## [Directions]
Return every record below exactly as written, but leave out the pictures.

---- Data for this exercise

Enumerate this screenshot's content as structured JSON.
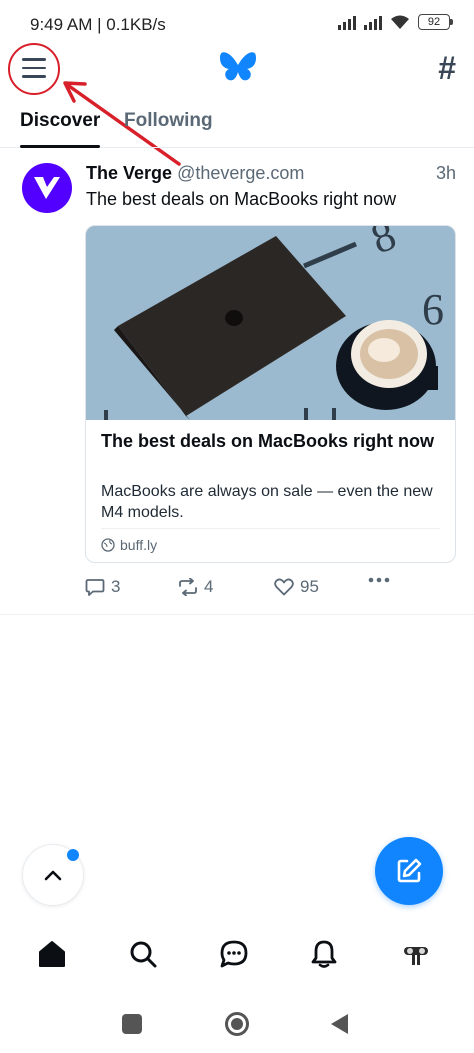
{
  "status_bar": {
    "time_and_speed": "9:49 AM | 0.1KB/s",
    "battery": "92"
  },
  "header": {
    "menu_icon": "hamburger-menu-icon",
    "logo_icon": "butterfly-logo-icon",
    "feeds_icon": "hash-icon",
    "accent_color": "#1185fe",
    "annotation_color": "#d8202a"
  },
  "tabs": [
    {
      "label": "Discover",
      "selected": true
    },
    {
      "label": "Following",
      "selected": false
    }
  ],
  "post": {
    "author_name": "The Verge",
    "handle": "@theverge.com",
    "time": "3h",
    "text": "The best deals on MacBooks right now",
    "embed": {
      "title": "The best deals on MacBooks right now",
      "description": "MacBooks are always on sale — even the new M4 models.",
      "domain": "buff.ly"
    },
    "replies": "3",
    "reposts": "4",
    "likes": "95"
  },
  "bottom_nav": [
    "home-icon",
    "search-icon",
    "chat-icon",
    "bell-icon",
    "profile-icon"
  ]
}
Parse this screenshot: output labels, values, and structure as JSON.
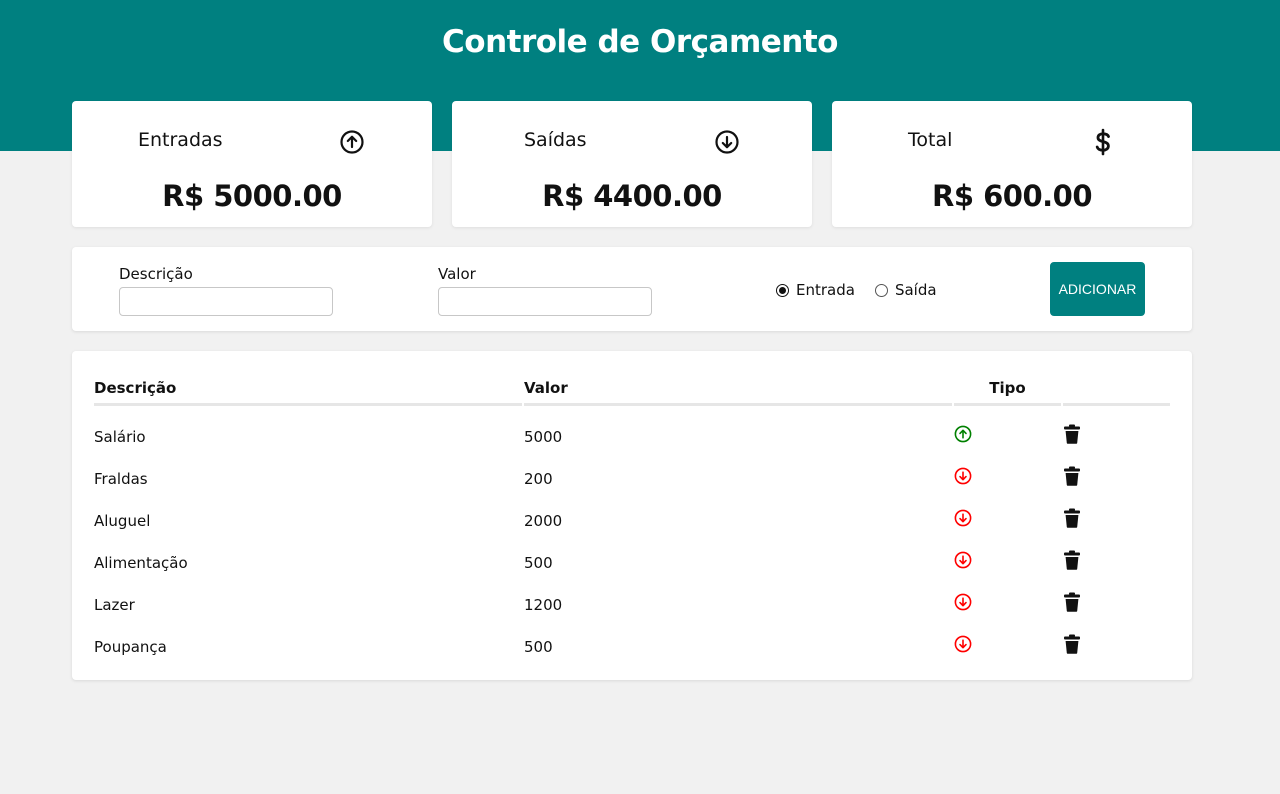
{
  "header": {
    "title": "Controle de Orçamento"
  },
  "summary": {
    "income": {
      "label": "Entradas",
      "value": "R$ 5000.00",
      "icon": "arrow-up-circle-icon"
    },
    "expense": {
      "label": "Saídas",
      "value": "R$ 4400.00",
      "icon": "arrow-down-circle-icon"
    },
    "total": {
      "label": "Total",
      "value": "R$ 600.00",
      "icon": "dollar-icon"
    }
  },
  "form": {
    "description_label": "Descrição",
    "description_value": "",
    "amount_label": "Valor",
    "amount_value": "",
    "type_options": [
      "Entrada",
      "Saída"
    ],
    "type_selected": "Entrada",
    "add_label": "ADICIONAR"
  },
  "table": {
    "headers": [
      "Descrição",
      "Valor",
      "Tipo",
      ""
    ],
    "rows": [
      {
        "description": "Salário",
        "amount": "5000",
        "type": "entrada"
      },
      {
        "description": "Fraldas",
        "amount": "200",
        "type": "saida"
      },
      {
        "description": "Aluguel",
        "amount": "2000",
        "type": "saida"
      },
      {
        "description": "Alimentação",
        "amount": "500",
        "type": "saida"
      },
      {
        "description": "Lazer",
        "amount": "1200",
        "type": "saida"
      },
      {
        "description": "Poupança",
        "amount": "500",
        "type": "saida"
      }
    ]
  },
  "colors": {
    "brand": "#008080",
    "income": "#008000",
    "expense": "#ff0000",
    "background": "#f1f1f1"
  }
}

--------

## [Answer to the exercise]
Enumerate this screenshot's content as structured JSON.
{
  "status_bar": {
    "time_and_speed": "9:49 AM | 0.1KB/s",
    "battery": "92"
  },
  "header": {
    "menu_icon": "hamburger-menu-icon",
    "logo_icon": "butterfly-logo-icon",
    "feeds_icon": "hash-icon",
    "accent_color": "#1185fe",
    "annotation_color": "#d8202a"
  },
  "tabs": [
    {
      "label": "Discover",
      "selected": true
    },
    {
      "label": "Following",
      "selected": false
    }
  ],
  "post": {
    "author_name": "The Verge",
    "handle": "@theverge.com",
    "time": "3h",
    "text": "The best deals on MacBooks right now",
    "embed": {
      "title": "The best deals on MacBooks right now",
      "description": "MacBooks are always on sale — even the new M4 models.",
      "domain": "buff.ly"
    },
    "replies": "3",
    "reposts": "4",
    "likes": "95"
  },
  "bottom_nav": [
    "home-icon",
    "search-icon",
    "chat-icon",
    "bell-icon",
    "profile-icon"
  ]
}
Parse this screenshot: output labels, values, and structure as JSON.
{
  "header": {
    "title": "Controle de Orçamento"
  },
  "summary": {
    "income": {
      "label": "Entradas",
      "value": "R$ 5000.00",
      "icon": "arrow-up-circle-icon"
    },
    "expense": {
      "label": "Saídas",
      "value": "R$ 4400.00",
      "icon": "arrow-down-circle-icon"
    },
    "total": {
      "label": "Total",
      "value": "R$ 600.00",
      "icon": "dollar-icon"
    }
  },
  "form": {
    "description_label": "Descrição",
    "description_value": "",
    "amount_label": "Valor",
    "amount_value": "",
    "type_options": [
      "Entrada",
      "Saída"
    ],
    "type_selected": "Entrada",
    "add_label": "ADICIONAR"
  },
  "table": {
    "headers": [
      "Descrição",
      "Valor",
      "Tipo",
      ""
    ],
    "rows": [
      {
        "description": "Salário",
        "amount": "5000",
        "type": "entrada"
      },
      {
        "description": "Fraldas",
        "amount": "200",
        "type": "saida"
      },
      {
        "description": "Aluguel",
        "amount": "2000",
        "type": "saida"
      },
      {
        "description": "Alimentação",
        "amount": "500",
        "type": "saida"
      },
      {
        "description": "Lazer",
        "amount": "1200",
        "type": "saida"
      },
      {
        "description": "Poupança",
        "amount": "500",
        "type": "saida"
      }
    ]
  },
  "colors": {
    "brand": "#008080",
    "income": "#008000",
    "expense": "#ff0000",
    "background": "#f1f1f1"
  }
}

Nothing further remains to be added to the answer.